Information provided ::
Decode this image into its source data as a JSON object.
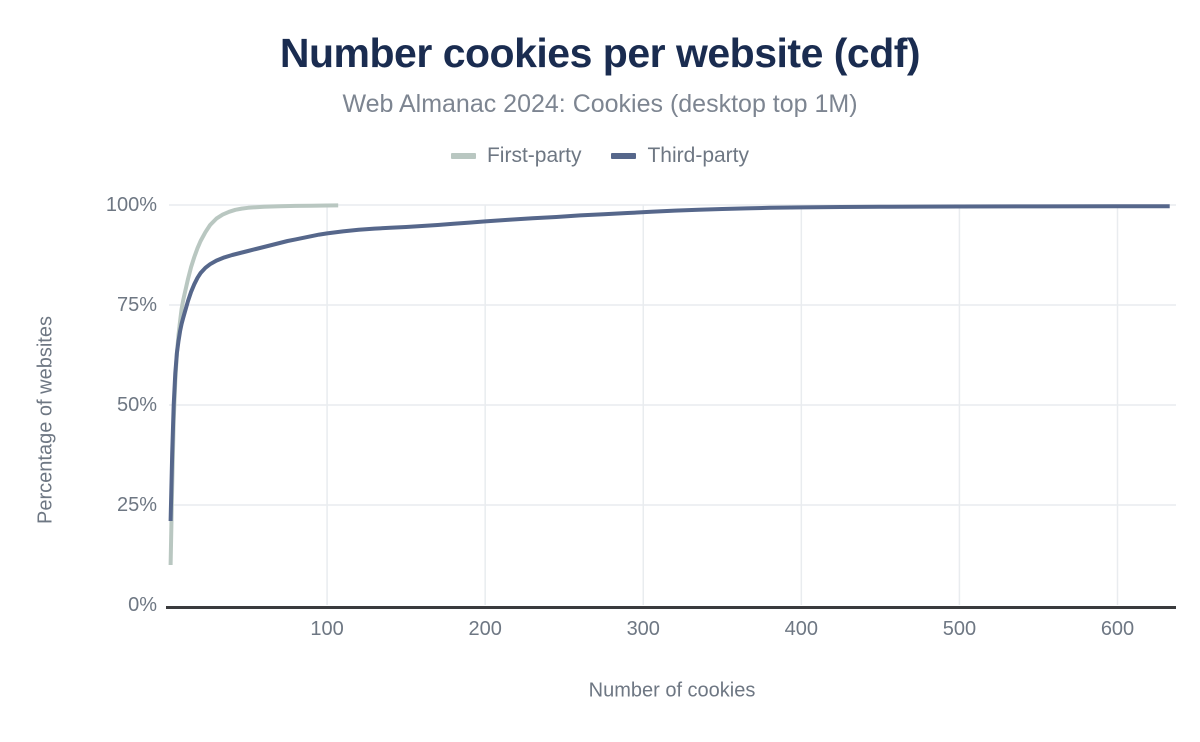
{
  "chart_data": {
    "type": "line",
    "title": "Number cookies per website (cdf)",
    "subtitle": "Web Almanac 2024: Cookies (desktop top 1M)",
    "xlabel": "Number of cookies",
    "ylabel": "Percentage of websites",
    "xlim": [
      0,
      637
    ],
    "ylim": [
      0,
      100
    ],
    "x_ticks": [
      100,
      200,
      300,
      400,
      500,
      600
    ],
    "x_tick_labels": [
      "100",
      "200",
      "300",
      "400",
      "500",
      "600"
    ],
    "y_ticks": [
      0,
      25,
      50,
      75,
      100
    ],
    "y_tick_labels": [
      "0%",
      "25%",
      "50%",
      "75%",
      "100%"
    ],
    "grid": true,
    "legend_position": "top",
    "series": [
      {
        "name": "First-party",
        "color": "#b9c7c1",
        "points": [
          [
            1,
            10
          ],
          [
            2,
            30
          ],
          [
            3,
            46
          ],
          [
            4,
            56
          ],
          [
            5,
            63
          ],
          [
            6,
            67.5
          ],
          [
            7,
            71
          ],
          [
            8,
            74
          ],
          [
            9,
            76.2
          ],
          [
            10,
            78
          ],
          [
            12,
            81.5
          ],
          [
            14,
            84.5
          ],
          [
            16,
            87
          ],
          [
            18,
            89.2
          ],
          [
            20,
            91
          ],
          [
            23,
            93.2
          ],
          [
            26,
            95
          ],
          [
            30,
            96.6
          ],
          [
            34,
            97.6
          ],
          [
            38,
            98.3
          ],
          [
            42,
            98.8
          ],
          [
            46,
            99.1
          ],
          [
            50,
            99.3
          ],
          [
            55,
            99.45
          ],
          [
            60,
            99.55
          ],
          [
            70,
            99.7
          ],
          [
            80,
            99.78
          ],
          [
            90,
            99.83
          ],
          [
            100,
            99.87
          ],
          [
            107,
            99.9
          ]
        ]
      },
      {
        "name": "Third-party",
        "color": "#56678b",
        "points": [
          [
            1,
            21
          ],
          [
            2,
            38
          ],
          [
            3,
            50
          ],
          [
            4,
            58
          ],
          [
            5,
            63
          ],
          [
            6,
            66
          ],
          [
            7,
            68.5
          ],
          [
            8,
            70.3
          ],
          [
            9,
            71.8
          ],
          [
            10,
            73.2
          ],
          [
            12,
            76
          ],
          [
            14,
            78.3
          ],
          [
            16,
            80.2
          ],
          [
            18,
            81.8
          ],
          [
            20,
            83
          ],
          [
            23,
            84.3
          ],
          [
            26,
            85.2
          ],
          [
            30,
            86.1
          ],
          [
            35,
            86.9
          ],
          [
            40,
            87.5
          ],
          [
            45,
            88
          ],
          [
            50,
            88.5
          ],
          [
            55,
            89
          ],
          [
            60,
            89.5
          ],
          [
            65,
            90
          ],
          [
            70,
            90.5
          ],
          [
            75,
            91
          ],
          [
            80,
            91.4
          ],
          [
            85,
            91.8
          ],
          [
            90,
            92.2
          ],
          [
            95,
            92.6
          ],
          [
            100,
            92.9
          ],
          [
            110,
            93.4
          ],
          [
            120,
            93.8
          ],
          [
            130,
            94.1
          ],
          [
            140,
            94.3
          ],
          [
            150,
            94.5
          ],
          [
            160,
            94.75
          ],
          [
            170,
            95
          ],
          [
            180,
            95.3
          ],
          [
            190,
            95.6
          ],
          [
            200,
            95.9
          ],
          [
            215,
            96.3
          ],
          [
            230,
            96.7
          ],
          [
            245,
            97
          ],
          [
            260,
            97.4
          ],
          [
            275,
            97.7
          ],
          [
            290,
            98
          ],
          [
            305,
            98.3
          ],
          [
            320,
            98.6
          ],
          [
            335,
            98.8
          ],
          [
            350,
            99
          ],
          [
            365,
            99.15
          ],
          [
            380,
            99.3
          ],
          [
            400,
            99.4
          ],
          [
            425,
            99.5
          ],
          [
            450,
            99.55
          ],
          [
            475,
            99.6
          ],
          [
            500,
            99.62
          ],
          [
            550,
            99.65
          ],
          [
            600,
            99.67
          ],
          [
            633,
            99.68
          ]
        ]
      }
    ]
  },
  "colors": {
    "title": "#1a2c50",
    "subtitle": "#7d8591",
    "tick_label": "#6e7783",
    "axis_line": "#3a3b3d",
    "gridline": "#e9ecef",
    "background": "#ffffff"
  }
}
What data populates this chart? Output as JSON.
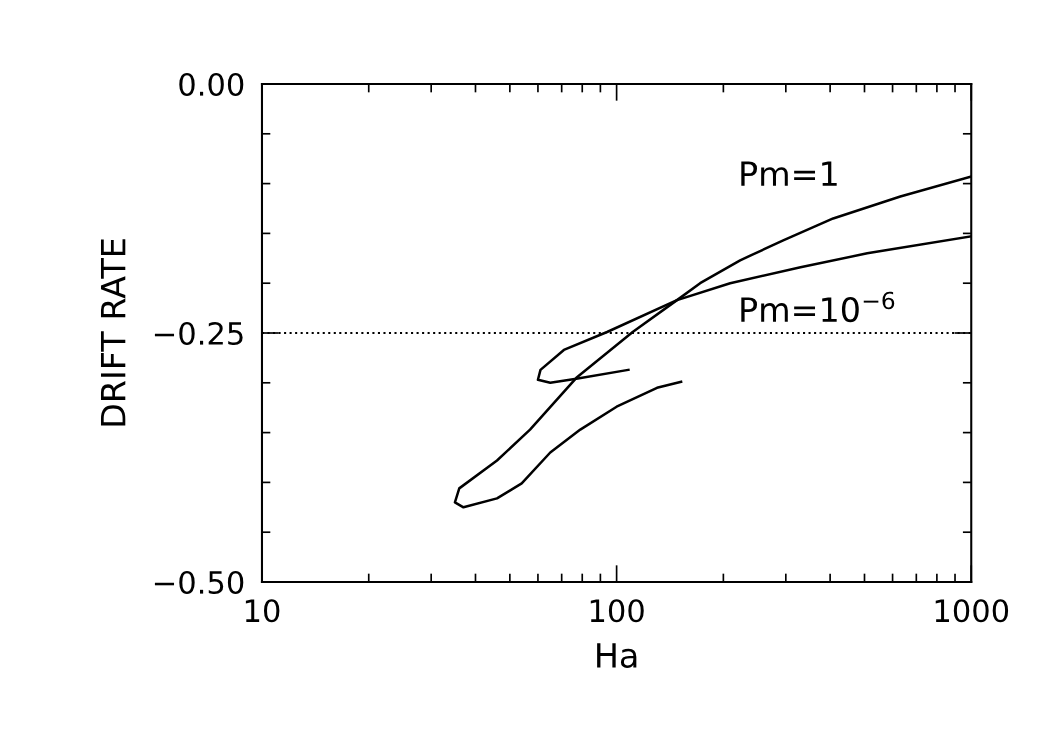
{
  "chart_data": {
    "type": "line",
    "xlabel": "Ha",
    "ylabel": "DRIFT RATE",
    "log": "x",
    "xlim": [
      10,
      1000
    ],
    "xticks": [
      10,
      100,
      1000
    ],
    "ylim": [
      -0.5,
      0.0
    ],
    "yticks": [
      {
        "value": 0.0,
        "label": "0.00"
      },
      {
        "value": -0.25,
        "label": "−0.25"
      },
      {
        "value": -0.5,
        "label": "−0.50"
      }
    ],
    "grid": false,
    "legend": false,
    "marker": "none",
    "line_style": "solid",
    "series": [
      {
        "name": "Pm=1",
        "color": "#000000",
        "x": [
          1000,
          631,
          408,
          295,
          223,
          172,
          148,
          111,
          77,
          57,
          46,
          36,
          35,
          37,
          46,
          54,
          65,
          79,
          100,
          130,
          152
        ],
        "values": [
          -0.093,
          -0.113,
          -0.135,
          -0.157,
          -0.177,
          -0.2,
          -0.217,
          -0.249,
          -0.295,
          -0.347,
          -0.378,
          -0.406,
          -0.42,
          -0.425,
          -0.416,
          -0.401,
          -0.37,
          -0.347,
          -0.324,
          -0.305,
          -0.299
        ]
      },
      {
        "name": "Pm=10$^{−6}$",
        "color": "#000000",
        "x": [
          1000,
          509,
          330,
          209,
          148,
          94,
          71,
          61,
          60,
          65,
          77,
          108
        ],
        "values": [
          -0.153,
          -0.17,
          -0.184,
          -0.2,
          -0.217,
          -0.249,
          -0.267,
          -0.287,
          -0.297,
          -0.3,
          -0.296,
          -0.287
        ]
      }
    ],
    "ref_lines": [
      {
        "axis": "y",
        "value": -0.25,
        "color": "#000000",
        "line_style": "dotted"
      }
    ]
  }
}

Requirement :: Gather every line containing the word "Number" and copy it.

The solution ::
    "title": "Number cookies per website (cdf)",
    "xlabel": "Number of cookies",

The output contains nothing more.